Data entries
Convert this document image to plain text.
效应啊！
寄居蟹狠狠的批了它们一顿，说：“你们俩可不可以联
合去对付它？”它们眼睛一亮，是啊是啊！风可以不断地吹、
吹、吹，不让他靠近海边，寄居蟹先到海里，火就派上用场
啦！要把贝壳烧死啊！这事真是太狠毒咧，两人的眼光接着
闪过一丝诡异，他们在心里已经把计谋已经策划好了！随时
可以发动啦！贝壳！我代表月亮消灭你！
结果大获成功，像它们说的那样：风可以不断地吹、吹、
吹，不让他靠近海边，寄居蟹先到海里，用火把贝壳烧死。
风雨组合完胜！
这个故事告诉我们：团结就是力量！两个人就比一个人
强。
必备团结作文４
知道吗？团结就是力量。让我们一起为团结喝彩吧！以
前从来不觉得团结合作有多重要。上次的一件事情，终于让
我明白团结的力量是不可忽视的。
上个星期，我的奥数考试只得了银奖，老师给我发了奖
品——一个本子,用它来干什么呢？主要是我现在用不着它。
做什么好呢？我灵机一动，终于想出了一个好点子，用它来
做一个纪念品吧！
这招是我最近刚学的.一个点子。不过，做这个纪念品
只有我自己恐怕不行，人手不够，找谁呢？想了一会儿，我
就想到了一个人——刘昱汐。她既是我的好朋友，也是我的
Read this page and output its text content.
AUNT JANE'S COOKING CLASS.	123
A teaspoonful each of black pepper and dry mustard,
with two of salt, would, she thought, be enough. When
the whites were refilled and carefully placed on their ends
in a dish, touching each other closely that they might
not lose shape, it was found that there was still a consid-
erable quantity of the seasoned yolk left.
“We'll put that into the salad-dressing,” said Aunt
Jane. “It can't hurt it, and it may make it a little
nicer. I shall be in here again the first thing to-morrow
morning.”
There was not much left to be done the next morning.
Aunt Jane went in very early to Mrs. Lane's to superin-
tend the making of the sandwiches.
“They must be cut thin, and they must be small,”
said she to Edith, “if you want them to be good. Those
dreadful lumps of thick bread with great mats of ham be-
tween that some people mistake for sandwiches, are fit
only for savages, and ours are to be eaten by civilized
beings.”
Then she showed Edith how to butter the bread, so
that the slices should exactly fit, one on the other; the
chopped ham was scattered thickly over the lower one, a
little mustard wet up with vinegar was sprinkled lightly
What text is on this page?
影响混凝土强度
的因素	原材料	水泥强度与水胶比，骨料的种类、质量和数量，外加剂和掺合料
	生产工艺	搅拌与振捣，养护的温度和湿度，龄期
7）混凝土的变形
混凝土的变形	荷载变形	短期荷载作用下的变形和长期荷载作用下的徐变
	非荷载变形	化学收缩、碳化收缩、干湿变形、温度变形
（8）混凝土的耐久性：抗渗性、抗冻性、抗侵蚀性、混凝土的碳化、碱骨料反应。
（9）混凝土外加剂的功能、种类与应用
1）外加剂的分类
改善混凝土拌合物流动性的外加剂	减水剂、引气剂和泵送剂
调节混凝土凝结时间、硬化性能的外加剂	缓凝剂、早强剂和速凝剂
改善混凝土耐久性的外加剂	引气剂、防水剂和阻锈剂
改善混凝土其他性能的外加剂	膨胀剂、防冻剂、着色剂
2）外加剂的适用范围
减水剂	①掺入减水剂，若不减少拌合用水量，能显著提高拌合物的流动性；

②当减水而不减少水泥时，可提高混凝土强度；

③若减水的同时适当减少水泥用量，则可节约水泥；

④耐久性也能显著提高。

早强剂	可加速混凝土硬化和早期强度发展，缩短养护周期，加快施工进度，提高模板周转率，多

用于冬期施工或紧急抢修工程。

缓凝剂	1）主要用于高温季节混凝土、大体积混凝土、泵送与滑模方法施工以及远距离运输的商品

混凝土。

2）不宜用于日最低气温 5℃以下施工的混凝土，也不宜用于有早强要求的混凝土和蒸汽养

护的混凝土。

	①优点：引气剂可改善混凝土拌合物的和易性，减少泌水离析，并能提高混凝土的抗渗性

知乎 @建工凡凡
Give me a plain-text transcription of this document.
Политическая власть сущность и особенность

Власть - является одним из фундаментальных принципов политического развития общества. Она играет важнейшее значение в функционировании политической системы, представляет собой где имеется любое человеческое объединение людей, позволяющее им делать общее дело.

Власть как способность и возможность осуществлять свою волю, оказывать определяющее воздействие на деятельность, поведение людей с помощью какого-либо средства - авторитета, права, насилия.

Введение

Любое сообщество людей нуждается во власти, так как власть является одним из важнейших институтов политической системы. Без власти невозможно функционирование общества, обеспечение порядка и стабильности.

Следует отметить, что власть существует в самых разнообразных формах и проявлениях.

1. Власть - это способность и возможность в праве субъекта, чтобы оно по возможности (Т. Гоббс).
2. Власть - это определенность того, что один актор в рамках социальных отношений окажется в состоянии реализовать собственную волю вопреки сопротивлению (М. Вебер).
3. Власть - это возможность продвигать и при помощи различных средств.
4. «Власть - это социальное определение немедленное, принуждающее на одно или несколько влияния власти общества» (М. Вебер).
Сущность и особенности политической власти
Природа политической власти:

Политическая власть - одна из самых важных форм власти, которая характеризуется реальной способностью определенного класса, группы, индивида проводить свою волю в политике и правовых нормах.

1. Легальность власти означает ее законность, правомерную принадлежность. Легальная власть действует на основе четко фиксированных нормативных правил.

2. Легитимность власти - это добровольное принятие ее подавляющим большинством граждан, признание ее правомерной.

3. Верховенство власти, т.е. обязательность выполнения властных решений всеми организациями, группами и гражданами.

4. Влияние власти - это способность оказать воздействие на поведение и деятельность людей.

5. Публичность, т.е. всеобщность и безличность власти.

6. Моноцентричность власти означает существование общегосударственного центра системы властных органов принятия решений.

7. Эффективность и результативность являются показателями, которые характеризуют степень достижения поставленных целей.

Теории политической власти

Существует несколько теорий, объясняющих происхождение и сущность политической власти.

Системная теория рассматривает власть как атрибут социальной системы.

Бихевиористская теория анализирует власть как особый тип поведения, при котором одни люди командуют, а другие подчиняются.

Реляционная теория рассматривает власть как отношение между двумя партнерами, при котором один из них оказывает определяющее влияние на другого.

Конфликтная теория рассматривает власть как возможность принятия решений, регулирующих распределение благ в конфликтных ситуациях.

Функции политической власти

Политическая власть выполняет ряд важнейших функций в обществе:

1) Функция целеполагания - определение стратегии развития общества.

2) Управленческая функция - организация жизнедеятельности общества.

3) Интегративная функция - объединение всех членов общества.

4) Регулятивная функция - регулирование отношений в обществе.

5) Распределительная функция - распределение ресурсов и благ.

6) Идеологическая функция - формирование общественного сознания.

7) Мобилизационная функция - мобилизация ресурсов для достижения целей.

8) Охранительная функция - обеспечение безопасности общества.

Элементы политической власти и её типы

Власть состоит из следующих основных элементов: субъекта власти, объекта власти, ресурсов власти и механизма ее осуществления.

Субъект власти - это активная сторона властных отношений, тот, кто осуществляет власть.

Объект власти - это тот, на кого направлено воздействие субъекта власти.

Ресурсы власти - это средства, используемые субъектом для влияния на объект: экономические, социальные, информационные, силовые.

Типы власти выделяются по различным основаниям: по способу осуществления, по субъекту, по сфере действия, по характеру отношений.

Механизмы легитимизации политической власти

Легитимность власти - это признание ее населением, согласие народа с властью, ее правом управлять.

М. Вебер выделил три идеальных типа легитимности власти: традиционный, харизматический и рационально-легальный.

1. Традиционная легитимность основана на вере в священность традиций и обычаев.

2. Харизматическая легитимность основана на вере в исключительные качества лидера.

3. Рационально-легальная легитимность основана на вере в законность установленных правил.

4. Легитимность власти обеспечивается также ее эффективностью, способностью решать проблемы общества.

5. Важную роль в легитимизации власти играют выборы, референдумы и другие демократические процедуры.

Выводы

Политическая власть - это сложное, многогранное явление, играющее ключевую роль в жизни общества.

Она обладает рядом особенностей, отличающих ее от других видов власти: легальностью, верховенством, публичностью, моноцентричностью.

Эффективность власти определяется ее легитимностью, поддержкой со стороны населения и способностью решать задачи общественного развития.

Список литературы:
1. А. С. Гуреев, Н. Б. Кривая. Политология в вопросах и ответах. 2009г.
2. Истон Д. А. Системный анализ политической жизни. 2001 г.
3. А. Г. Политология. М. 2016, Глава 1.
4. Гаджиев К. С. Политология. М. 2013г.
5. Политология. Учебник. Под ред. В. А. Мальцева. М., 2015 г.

# WHAT YOU ARE ASKED TO DO
For the material, find the number of lines holding the word "властных" and give that figure and nothing more.

# TASK ANSWER
3